• TO DO: State how many lines in the listing below include the word "Termes", and add nothing besides the number.

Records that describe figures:

-- begin --

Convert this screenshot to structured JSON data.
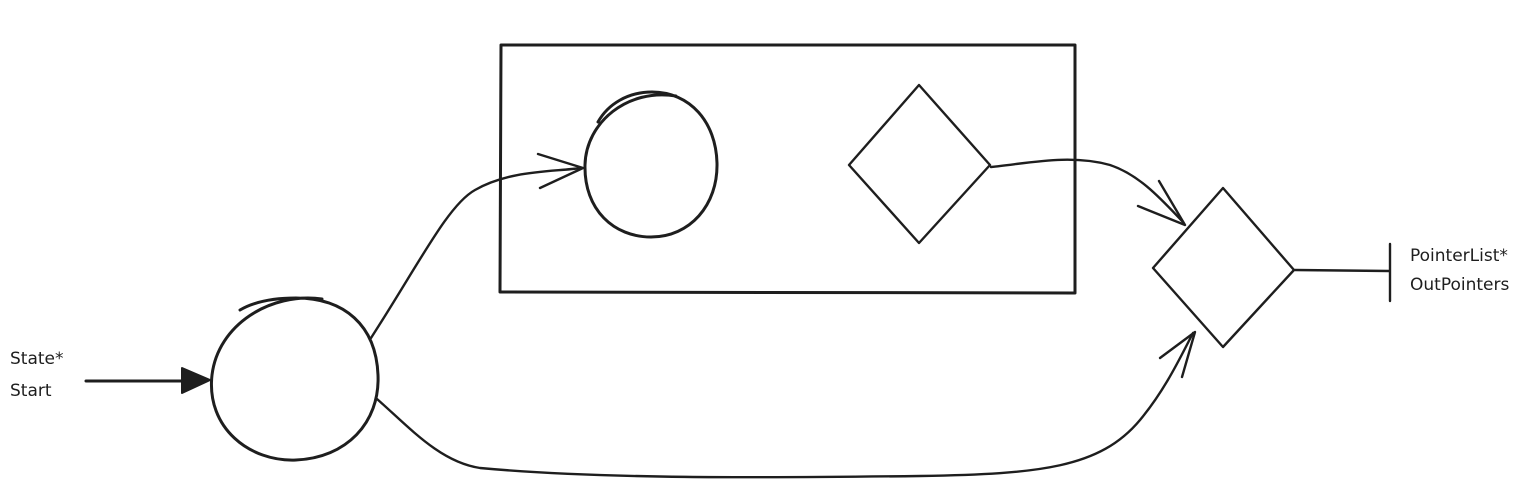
{
  "diagram": {
    "stroke_color": "#1e1e1e",
    "background_color": "#ffffff",
    "start_label": {
      "line1": "State*",
      "line2": "Start"
    },
    "output_label": {
      "line1": "PointerList*",
      "line2": "OutPointers"
    }
  }
}
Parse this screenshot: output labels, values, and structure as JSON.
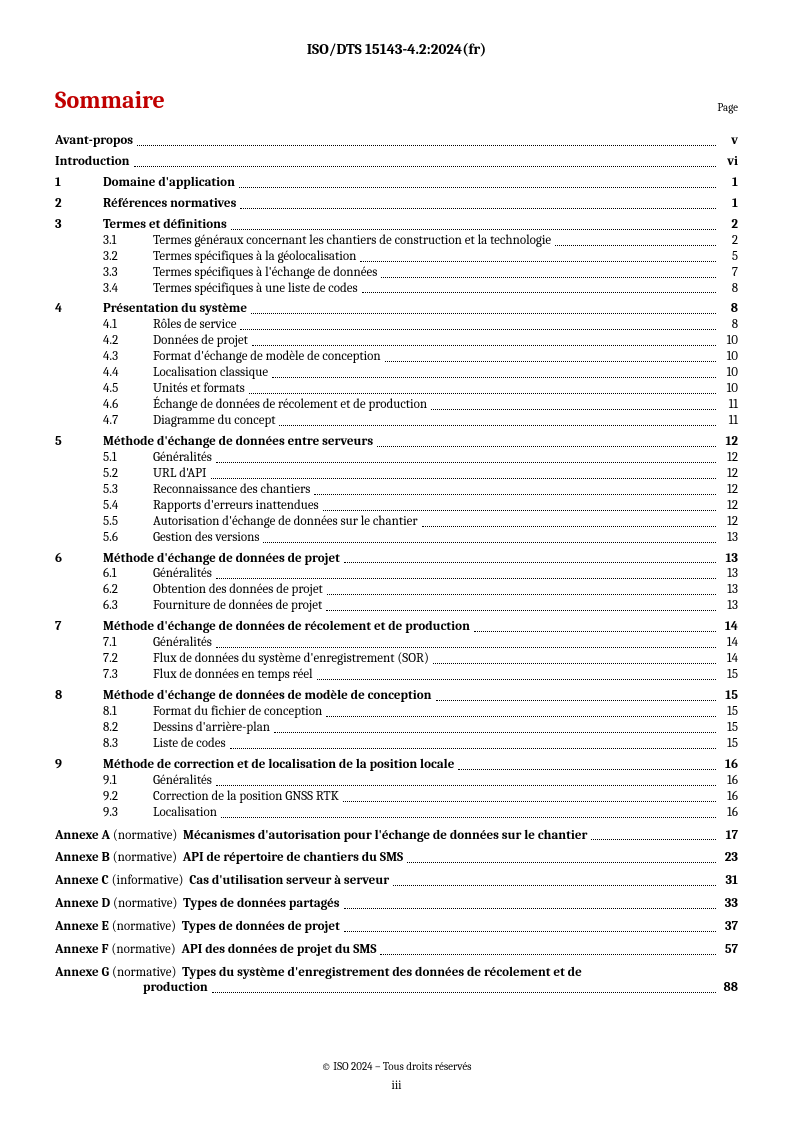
{
  "doc_header": "ISO/DTS 15143-4.2:2024(fr)",
  "title": "Sommaire",
  "page_label": "Page",
  "footer_copyright": "© ISO 2024 – Tous droits réservés",
  "footer_page": "iii",
  "front_matter": [
    {
      "label": "Avant-propos",
      "page": "v"
    },
    {
      "label": "Introduction",
      "page": "vi"
    }
  ],
  "sections": [
    {
      "num": "1",
      "label": "Domaine d'application",
      "page": "1",
      "subs": []
    },
    {
      "num": "2",
      "label": "Références normatives",
      "page": "1",
      "subs": []
    },
    {
      "num": "3",
      "label": "Termes et définitions",
      "page": "2",
      "subs": [
        {
          "num": "3.1",
          "label": "Termes généraux concernant les chantiers de construction et la technologie",
          "page": "2"
        },
        {
          "num": "3.2",
          "label": "Termes spécifiques à la géolocalisation",
          "page": "5"
        },
        {
          "num": "3.3",
          "label": "Termes spécifiques à l'échange de données",
          "page": "7"
        },
        {
          "num": "3.4",
          "label": "Termes spécifiques à une liste de codes",
          "page": "8"
        }
      ]
    },
    {
      "num": "4",
      "label": "Présentation du système",
      "page": "8",
      "subs": [
        {
          "num": "4.1",
          "label": "Rôles de service",
          "page": "8"
        },
        {
          "num": "4.2",
          "label": "Données de projet",
          "page": "10"
        },
        {
          "num": "4.3",
          "label": "Format d'échange de modèle de conception",
          "page": "10"
        },
        {
          "num": "4.4",
          "label": "Localisation classique",
          "page": "10"
        },
        {
          "num": "4.5",
          "label": "Unités et formats",
          "page": "10"
        },
        {
          "num": "4.6",
          "label": "Échange de données de récolement et de production",
          "page": "11"
        },
        {
          "num": "4.7",
          "label": "Diagramme du concept",
          "page": "11"
        }
      ]
    },
    {
      "num": "5",
      "label": "Méthode d'échange de données entre serveurs",
      "page": "12",
      "subs": [
        {
          "num": "5.1",
          "label": "Généralités",
          "page": "12"
        },
        {
          "num": "5.2",
          "label": "URL d'API",
          "page": "12"
        },
        {
          "num": "5.3",
          "label": "Reconnaissance des chantiers",
          "page": "12"
        },
        {
          "num": "5.4",
          "label": "Rapports d'erreurs inattendues",
          "page": "12"
        },
        {
          "num": "5.5",
          "label": "Autorisation d'échange de données sur le chantier",
          "page": "12"
        },
        {
          "num": "5.6",
          "label": "Gestion des versions",
          "page": "13"
        }
      ]
    },
    {
      "num": "6",
      "label": "Méthode d'échange de données de projet",
      "page": "13",
      "subs": [
        {
          "num": "6.1",
          "label": "Généralités",
          "page": "13"
        },
        {
          "num": "6.2",
          "label": "Obtention des données de projet",
          "page": "13"
        },
        {
          "num": "6.3",
          "label": "Fourniture de données de projet",
          "page": "13"
        }
      ]
    },
    {
      "num": "7",
      "label": "Méthode d'échange de données de récolement et de production",
      "page": "14",
      "subs": [
        {
          "num": "7.1",
          "label": "Généralités",
          "page": "14"
        },
        {
          "num": "7.2",
          "label": "Flux de données du système d'enregistrement (SOR)",
          "page": "14"
        },
        {
          "num": "7.3",
          "label": "Flux de données en temps réel",
          "page": "15"
        }
      ]
    },
    {
      "num": "8",
      "label": "Méthode d'échange de données de modèle de conception",
      "page": "15",
      "subs": [
        {
          "num": "8.1",
          "label": "Format du fichier de conception",
          "page": "15"
        },
        {
          "num": "8.2",
          "label": "Dessins d'arrière-plan",
          "page": "15"
        },
        {
          "num": "8.3",
          "label": "Liste de codes",
          "page": "15"
        }
      ]
    },
    {
      "num": "9",
      "label": "Méthode de correction et de localisation de la position locale",
      "page": "16",
      "subs": [
        {
          "num": "9.1",
          "label": "Généralités",
          "page": "16"
        },
        {
          "num": "9.2",
          "label": "Correction de la position GNSS RTK",
          "page": "16"
        },
        {
          "num": "9.3",
          "label": "Localisation",
          "page": "16"
        }
      ]
    }
  ],
  "annexes": [
    {
      "letter": "Annexe A",
      "kind": "(normative)",
      "label": "Mécanismes d'autorisation pour l'échange de données sur le chantier",
      "page": "17",
      "wrap": false
    },
    {
      "letter": "Annexe B",
      "kind": "(normative)",
      "label": "API de répertoire de chantiers du SMS",
      "page": "23",
      "wrap": false
    },
    {
      "letter": "Annexe C",
      "kind": "(informative)",
      "label": "Cas d'utilisation serveur à serveur",
      "page": "31",
      "wrap": false
    },
    {
      "letter": "Annexe D",
      "kind": "(normative)",
      "label": "Types de données partagés",
      "page": "33",
      "wrap": false
    },
    {
      "letter": "Annexe E",
      "kind": "(normative)",
      "label": "Types de données de projet",
      "page": "37",
      "wrap": false
    },
    {
      "letter": "Annexe F",
      "kind": "(normative)",
      "label": "API des données de projet du SMS",
      "page": "57",
      "wrap": false
    },
    {
      "letter": "Annexe G",
      "kind": "(normative)",
      "label_line1": "Types du système d'enregistrement des données de récolement et de",
      "label_line2": "production",
      "page": "88",
      "wrap": true
    }
  ]
}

-- end --

• ANSWER TO THE PROBLEM: 5